The exercise: Copy out every line of the records where the string "name" occurs.
---- Raw records
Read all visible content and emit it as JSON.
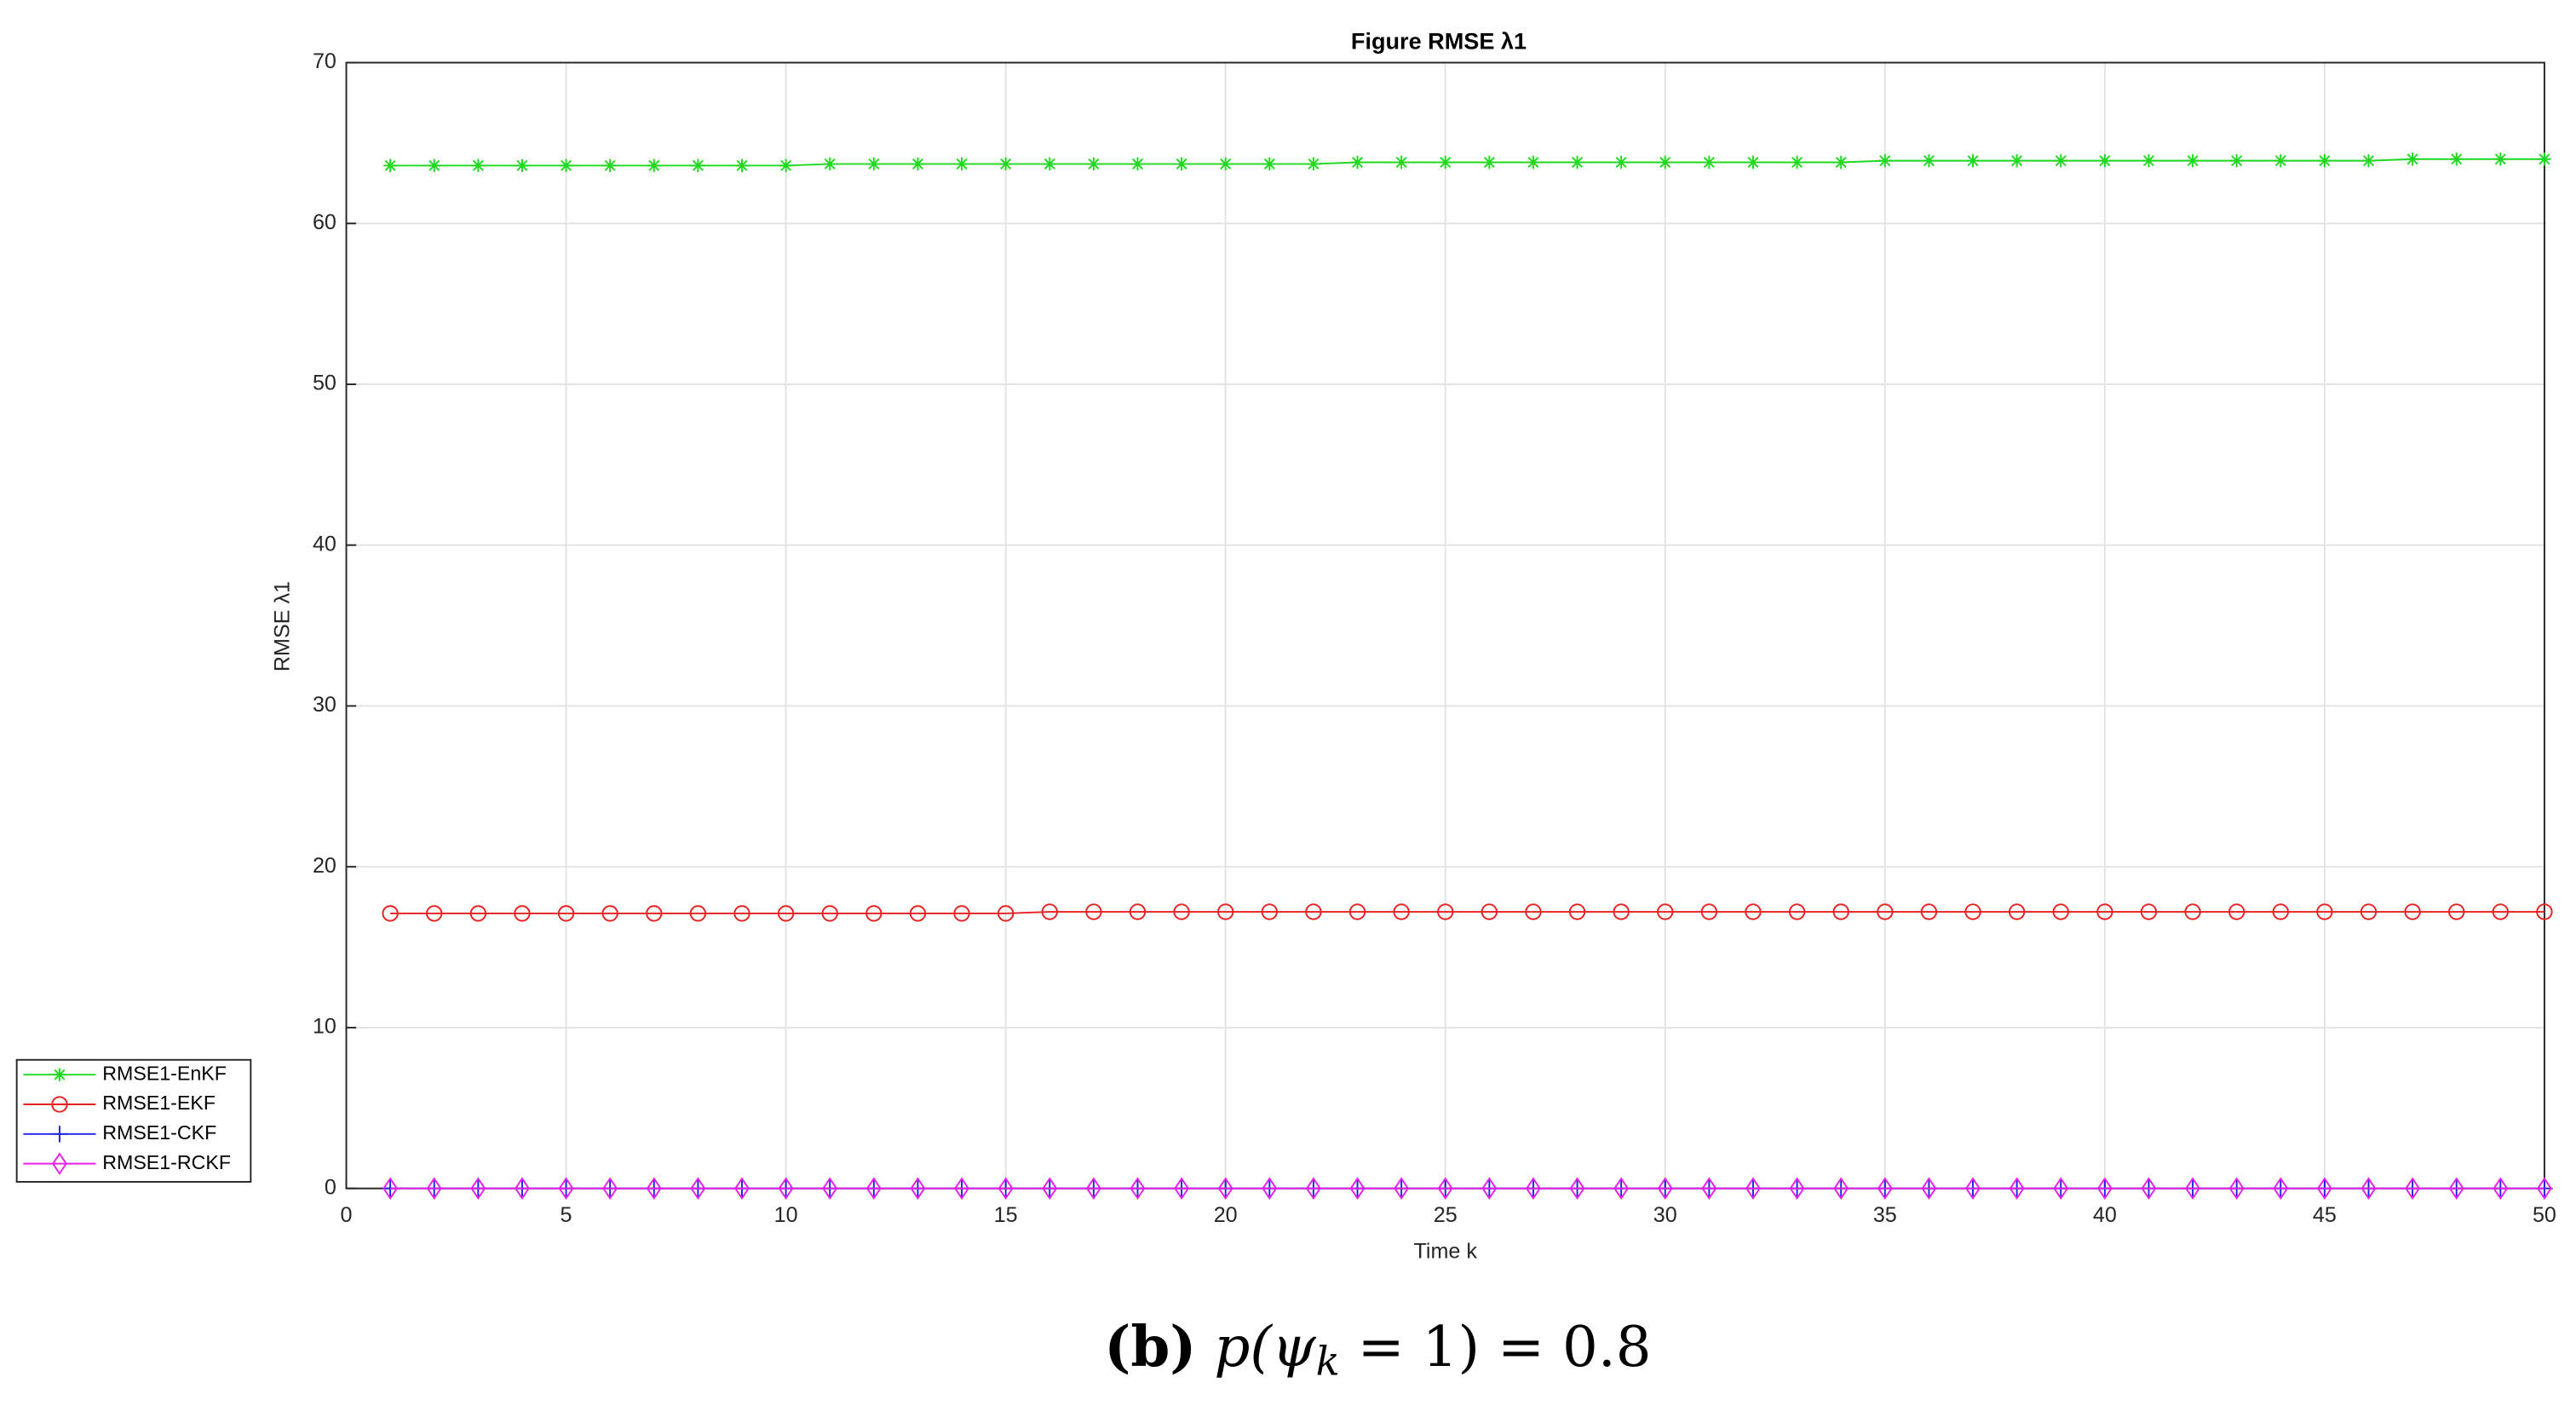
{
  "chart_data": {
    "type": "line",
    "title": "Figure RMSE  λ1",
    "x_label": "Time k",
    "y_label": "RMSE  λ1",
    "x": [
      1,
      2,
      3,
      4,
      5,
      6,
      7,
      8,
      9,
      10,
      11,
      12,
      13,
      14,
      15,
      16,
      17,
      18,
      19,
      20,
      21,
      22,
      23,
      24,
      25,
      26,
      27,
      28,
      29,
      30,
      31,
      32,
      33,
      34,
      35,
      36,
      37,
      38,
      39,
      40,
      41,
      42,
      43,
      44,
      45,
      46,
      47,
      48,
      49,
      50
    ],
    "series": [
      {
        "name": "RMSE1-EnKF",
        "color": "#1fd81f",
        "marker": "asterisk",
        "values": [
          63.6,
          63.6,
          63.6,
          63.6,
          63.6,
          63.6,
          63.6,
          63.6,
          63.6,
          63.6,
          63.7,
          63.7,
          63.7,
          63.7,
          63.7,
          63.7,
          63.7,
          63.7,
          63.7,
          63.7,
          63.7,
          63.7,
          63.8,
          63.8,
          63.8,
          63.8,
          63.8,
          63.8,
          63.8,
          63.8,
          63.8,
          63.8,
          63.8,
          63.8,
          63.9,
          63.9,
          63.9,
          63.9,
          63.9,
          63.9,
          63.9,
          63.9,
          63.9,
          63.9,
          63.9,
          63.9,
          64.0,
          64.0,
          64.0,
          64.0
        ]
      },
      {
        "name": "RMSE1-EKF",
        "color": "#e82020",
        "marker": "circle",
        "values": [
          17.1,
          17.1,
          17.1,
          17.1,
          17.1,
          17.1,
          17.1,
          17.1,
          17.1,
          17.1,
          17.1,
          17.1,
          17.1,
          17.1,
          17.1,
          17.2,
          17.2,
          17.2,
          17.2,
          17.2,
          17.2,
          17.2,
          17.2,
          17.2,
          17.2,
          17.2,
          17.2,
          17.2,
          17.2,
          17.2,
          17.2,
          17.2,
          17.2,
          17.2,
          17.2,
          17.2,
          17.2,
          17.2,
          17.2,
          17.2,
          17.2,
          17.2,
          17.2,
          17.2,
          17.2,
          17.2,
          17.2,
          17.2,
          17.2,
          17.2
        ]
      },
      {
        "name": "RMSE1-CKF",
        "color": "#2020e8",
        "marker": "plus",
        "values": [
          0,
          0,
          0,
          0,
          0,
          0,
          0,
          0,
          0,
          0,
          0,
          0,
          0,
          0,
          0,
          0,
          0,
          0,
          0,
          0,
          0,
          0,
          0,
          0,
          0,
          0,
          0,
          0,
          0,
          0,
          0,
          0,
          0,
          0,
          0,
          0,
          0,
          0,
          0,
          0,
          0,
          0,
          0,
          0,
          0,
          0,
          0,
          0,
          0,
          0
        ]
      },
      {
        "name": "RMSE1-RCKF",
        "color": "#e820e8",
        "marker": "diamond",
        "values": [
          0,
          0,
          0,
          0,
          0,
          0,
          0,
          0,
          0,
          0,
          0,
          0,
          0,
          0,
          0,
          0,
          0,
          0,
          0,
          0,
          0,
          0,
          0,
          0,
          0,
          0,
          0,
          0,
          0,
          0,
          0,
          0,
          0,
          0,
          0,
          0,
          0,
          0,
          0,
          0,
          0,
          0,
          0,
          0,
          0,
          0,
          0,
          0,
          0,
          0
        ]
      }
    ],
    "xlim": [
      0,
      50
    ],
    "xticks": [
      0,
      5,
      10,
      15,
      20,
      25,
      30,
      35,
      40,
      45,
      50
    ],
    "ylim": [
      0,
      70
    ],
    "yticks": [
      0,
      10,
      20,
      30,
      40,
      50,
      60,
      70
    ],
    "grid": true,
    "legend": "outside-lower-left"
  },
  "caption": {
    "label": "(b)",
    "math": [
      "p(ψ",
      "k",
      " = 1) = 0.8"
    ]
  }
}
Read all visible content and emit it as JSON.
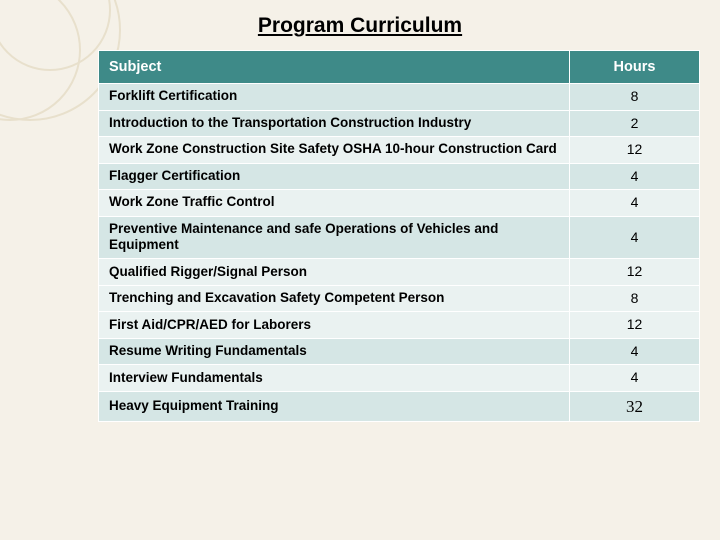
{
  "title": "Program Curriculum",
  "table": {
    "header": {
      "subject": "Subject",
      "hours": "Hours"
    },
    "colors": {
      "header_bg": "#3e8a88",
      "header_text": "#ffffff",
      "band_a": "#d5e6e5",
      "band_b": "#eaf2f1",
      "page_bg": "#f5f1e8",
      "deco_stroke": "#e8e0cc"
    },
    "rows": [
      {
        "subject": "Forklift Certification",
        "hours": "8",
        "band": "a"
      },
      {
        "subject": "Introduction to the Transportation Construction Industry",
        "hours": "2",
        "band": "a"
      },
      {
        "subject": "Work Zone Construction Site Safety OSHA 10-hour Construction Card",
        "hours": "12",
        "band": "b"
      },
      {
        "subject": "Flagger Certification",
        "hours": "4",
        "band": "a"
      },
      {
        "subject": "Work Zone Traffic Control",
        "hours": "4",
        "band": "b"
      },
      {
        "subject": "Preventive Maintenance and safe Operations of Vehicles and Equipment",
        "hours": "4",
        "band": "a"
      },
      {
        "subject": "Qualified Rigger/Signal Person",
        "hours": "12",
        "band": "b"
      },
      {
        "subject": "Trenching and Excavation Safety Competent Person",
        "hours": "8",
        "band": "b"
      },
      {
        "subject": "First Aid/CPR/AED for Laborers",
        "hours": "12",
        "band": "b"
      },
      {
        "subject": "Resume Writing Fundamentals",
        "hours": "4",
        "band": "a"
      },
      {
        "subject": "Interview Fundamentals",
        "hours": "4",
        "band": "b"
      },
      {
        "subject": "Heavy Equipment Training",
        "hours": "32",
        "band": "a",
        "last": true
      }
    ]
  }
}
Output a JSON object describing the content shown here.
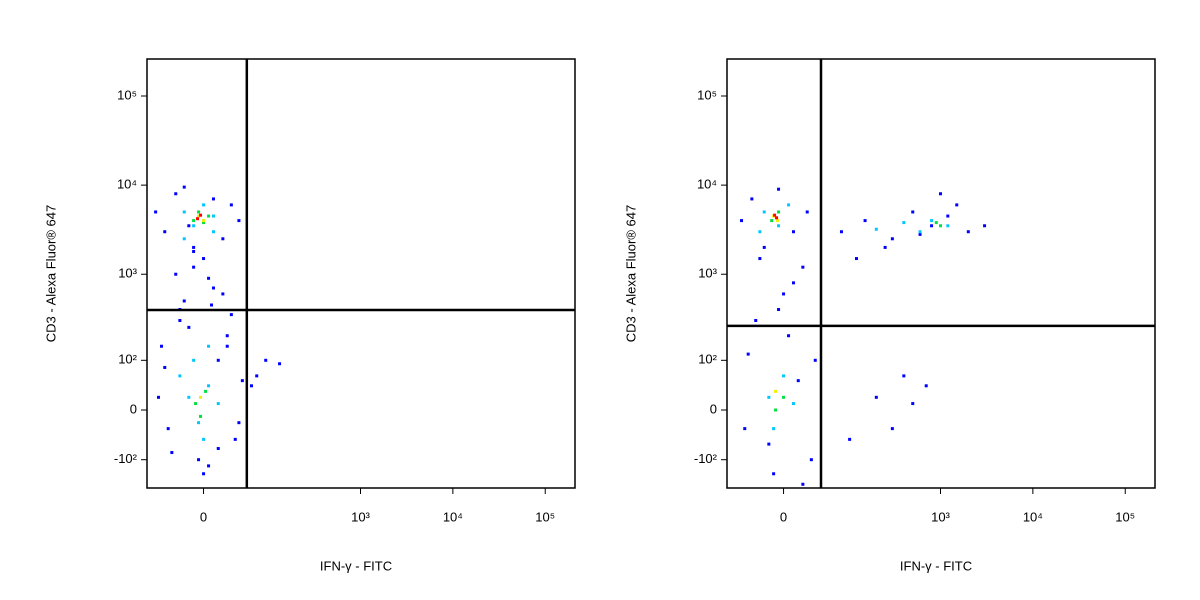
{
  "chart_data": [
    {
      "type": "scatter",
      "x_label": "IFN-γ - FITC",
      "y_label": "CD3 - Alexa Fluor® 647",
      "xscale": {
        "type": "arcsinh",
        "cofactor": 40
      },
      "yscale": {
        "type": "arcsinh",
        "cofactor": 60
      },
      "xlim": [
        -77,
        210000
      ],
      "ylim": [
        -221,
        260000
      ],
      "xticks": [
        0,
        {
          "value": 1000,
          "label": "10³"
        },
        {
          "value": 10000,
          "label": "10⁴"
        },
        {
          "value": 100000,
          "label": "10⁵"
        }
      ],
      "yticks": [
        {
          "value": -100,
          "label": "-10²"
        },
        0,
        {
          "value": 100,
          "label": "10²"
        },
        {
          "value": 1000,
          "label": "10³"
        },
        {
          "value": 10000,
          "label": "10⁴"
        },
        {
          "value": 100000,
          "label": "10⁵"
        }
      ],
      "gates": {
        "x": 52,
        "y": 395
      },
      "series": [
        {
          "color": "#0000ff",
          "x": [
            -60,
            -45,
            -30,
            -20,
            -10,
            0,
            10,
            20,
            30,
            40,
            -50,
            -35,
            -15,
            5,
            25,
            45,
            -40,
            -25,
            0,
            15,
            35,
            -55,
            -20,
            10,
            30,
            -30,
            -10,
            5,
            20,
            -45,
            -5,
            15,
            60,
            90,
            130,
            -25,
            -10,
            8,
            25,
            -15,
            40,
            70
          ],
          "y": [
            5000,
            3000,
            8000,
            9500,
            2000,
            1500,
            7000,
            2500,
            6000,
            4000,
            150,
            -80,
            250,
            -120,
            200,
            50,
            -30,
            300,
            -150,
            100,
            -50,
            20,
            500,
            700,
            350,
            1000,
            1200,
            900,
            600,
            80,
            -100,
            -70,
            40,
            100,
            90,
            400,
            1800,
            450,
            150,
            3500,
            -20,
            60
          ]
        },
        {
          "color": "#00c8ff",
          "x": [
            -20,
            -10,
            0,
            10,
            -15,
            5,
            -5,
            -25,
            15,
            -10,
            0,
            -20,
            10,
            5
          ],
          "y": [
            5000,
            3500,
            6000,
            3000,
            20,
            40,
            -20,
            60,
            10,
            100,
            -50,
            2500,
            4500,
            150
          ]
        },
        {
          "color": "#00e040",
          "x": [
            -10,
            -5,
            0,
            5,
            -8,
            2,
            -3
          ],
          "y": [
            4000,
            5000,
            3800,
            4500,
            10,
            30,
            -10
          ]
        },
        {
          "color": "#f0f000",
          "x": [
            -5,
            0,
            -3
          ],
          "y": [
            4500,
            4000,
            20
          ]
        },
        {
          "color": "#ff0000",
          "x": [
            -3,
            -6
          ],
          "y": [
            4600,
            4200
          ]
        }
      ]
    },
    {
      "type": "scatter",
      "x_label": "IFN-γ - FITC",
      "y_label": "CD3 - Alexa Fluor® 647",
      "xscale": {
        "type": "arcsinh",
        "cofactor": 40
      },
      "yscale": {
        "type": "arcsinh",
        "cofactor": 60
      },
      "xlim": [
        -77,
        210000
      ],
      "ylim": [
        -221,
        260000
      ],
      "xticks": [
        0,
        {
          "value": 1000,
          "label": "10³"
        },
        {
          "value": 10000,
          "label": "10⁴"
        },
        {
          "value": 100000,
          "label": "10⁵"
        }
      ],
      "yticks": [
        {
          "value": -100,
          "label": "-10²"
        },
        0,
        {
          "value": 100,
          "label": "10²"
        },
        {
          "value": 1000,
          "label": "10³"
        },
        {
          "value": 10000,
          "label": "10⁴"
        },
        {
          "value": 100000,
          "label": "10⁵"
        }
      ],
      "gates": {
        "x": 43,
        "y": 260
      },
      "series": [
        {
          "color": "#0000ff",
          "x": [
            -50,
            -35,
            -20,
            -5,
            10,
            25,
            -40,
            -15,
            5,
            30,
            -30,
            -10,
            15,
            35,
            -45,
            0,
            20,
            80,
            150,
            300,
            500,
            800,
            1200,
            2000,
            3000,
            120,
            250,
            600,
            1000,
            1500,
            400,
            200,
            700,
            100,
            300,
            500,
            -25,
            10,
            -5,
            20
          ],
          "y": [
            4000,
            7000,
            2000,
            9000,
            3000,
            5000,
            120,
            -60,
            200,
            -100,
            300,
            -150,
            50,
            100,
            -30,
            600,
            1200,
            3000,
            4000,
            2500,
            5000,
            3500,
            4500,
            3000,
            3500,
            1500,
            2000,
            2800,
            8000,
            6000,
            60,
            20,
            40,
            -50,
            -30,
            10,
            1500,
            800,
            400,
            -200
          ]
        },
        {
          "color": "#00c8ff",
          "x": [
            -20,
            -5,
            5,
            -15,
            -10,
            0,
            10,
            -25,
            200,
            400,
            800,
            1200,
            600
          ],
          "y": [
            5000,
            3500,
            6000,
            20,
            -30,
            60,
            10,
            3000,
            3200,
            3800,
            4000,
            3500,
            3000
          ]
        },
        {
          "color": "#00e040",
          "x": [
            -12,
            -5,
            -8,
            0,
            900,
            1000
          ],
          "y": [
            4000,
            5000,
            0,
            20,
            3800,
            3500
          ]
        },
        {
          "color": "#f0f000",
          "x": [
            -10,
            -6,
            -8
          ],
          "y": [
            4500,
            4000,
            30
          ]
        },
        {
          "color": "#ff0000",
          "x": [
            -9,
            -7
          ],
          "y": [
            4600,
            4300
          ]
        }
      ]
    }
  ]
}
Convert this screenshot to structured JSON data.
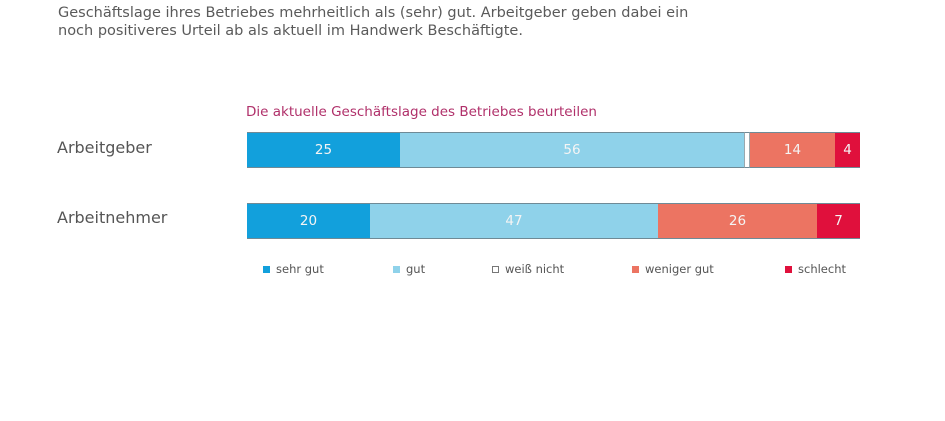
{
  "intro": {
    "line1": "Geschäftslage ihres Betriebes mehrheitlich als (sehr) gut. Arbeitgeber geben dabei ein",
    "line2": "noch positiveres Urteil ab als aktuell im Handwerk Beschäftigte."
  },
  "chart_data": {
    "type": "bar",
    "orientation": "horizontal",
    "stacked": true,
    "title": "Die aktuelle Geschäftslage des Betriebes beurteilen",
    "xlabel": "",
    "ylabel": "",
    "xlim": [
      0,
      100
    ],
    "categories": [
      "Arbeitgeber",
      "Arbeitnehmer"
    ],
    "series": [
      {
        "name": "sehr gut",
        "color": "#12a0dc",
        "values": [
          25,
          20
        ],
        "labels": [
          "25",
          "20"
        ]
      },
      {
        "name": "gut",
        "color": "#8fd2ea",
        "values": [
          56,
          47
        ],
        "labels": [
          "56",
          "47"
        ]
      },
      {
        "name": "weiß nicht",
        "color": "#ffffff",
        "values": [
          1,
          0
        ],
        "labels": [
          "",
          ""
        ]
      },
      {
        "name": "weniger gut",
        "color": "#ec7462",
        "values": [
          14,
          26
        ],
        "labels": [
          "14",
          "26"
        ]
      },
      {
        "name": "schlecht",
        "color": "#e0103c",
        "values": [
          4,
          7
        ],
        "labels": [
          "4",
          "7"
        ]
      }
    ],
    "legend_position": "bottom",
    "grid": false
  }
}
--------
Reply:
        "name": "RMSE1-EnKF",
        "name": "RMSE1-EKF",
        "name": "RMSE1-CKF",
        "name": "RMSE1-RCKF",
        "name": "sehr gut",
        "name": "gut",
        "name": "weiß nicht",
        "name": "weniger gut",
        "name": "schlecht",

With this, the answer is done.